[Start Dataset]

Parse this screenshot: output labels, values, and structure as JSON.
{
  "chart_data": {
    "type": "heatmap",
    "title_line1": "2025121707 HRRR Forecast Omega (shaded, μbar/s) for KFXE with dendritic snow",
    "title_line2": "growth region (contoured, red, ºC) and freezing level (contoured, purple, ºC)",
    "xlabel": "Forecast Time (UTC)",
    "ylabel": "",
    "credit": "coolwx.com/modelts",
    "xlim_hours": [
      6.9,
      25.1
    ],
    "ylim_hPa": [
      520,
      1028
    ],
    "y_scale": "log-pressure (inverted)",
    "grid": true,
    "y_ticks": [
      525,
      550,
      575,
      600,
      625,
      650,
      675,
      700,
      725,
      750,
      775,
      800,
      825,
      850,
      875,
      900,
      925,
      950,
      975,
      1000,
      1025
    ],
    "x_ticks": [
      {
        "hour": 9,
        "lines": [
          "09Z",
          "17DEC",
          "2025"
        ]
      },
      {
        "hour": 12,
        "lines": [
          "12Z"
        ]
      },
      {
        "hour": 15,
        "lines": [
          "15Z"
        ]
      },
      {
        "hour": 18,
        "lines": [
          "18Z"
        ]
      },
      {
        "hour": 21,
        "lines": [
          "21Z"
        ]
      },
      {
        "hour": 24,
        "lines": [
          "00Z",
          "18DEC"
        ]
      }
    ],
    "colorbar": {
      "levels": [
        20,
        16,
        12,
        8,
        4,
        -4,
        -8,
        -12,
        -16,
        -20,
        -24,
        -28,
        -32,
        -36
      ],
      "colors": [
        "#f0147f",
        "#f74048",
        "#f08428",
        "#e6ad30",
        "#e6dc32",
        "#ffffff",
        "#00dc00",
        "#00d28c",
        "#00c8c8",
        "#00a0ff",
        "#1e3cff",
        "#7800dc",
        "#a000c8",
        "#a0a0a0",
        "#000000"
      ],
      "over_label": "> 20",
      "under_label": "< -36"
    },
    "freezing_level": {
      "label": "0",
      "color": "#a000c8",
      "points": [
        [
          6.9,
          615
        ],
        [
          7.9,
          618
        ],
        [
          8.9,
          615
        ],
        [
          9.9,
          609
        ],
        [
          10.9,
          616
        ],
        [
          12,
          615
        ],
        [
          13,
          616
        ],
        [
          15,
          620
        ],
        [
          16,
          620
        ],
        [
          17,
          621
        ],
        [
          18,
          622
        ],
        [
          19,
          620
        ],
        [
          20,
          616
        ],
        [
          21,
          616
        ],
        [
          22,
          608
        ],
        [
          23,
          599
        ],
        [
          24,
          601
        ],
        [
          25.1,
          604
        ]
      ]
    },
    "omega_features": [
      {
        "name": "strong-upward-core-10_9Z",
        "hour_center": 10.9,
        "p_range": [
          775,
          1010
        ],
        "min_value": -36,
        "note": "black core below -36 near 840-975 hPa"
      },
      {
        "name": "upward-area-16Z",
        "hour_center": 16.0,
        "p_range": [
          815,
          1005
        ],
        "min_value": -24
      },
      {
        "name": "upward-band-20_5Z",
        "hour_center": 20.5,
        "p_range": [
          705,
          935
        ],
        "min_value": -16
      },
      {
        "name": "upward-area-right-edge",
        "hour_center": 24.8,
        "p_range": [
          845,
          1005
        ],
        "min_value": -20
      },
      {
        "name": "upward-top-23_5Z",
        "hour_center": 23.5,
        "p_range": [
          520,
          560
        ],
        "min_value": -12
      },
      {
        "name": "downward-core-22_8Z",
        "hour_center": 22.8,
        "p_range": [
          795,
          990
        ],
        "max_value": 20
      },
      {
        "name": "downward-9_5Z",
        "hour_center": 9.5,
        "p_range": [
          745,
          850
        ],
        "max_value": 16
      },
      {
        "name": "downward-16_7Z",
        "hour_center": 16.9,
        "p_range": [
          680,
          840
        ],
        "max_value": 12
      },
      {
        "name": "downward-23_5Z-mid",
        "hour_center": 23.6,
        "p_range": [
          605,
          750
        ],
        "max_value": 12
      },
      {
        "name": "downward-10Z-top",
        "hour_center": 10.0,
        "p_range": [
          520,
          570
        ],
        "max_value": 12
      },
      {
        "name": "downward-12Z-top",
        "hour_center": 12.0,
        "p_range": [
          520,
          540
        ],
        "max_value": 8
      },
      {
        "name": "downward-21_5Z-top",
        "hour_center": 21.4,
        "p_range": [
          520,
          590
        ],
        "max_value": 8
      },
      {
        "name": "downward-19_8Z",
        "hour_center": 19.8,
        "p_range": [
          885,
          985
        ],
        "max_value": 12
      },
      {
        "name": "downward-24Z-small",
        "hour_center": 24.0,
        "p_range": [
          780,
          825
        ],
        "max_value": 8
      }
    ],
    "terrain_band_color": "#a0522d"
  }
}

[End Dataset]
[Start Dataset]

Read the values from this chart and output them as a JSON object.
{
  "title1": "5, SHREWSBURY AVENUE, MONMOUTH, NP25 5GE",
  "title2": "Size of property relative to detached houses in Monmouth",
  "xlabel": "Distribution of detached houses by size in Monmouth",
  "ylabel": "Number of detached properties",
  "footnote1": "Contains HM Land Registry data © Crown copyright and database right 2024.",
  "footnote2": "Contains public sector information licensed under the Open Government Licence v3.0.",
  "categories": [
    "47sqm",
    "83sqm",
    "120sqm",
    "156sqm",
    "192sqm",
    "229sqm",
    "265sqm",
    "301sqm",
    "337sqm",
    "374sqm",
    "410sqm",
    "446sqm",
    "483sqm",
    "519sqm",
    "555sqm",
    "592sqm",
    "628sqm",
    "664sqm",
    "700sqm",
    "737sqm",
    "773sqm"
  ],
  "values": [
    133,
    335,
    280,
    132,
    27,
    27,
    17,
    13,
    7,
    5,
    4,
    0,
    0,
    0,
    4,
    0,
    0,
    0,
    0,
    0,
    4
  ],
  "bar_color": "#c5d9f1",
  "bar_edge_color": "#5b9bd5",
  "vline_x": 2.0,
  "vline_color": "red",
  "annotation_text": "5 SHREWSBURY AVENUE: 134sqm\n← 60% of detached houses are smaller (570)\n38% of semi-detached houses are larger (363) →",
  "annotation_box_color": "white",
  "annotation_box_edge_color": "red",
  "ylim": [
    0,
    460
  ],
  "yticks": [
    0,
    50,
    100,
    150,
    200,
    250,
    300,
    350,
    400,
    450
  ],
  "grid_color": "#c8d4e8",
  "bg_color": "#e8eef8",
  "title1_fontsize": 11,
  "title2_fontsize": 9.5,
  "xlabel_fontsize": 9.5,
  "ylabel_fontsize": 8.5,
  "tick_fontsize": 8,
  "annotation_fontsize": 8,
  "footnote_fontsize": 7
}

[End Dataset]

Problem to work on
In the material above, find the lines that contain "right" and show them.

Result
        "name": "upward-area-right-edge",
  "footnote1": "Contains HM Land Registry data © Crown copyright and database right 2024.",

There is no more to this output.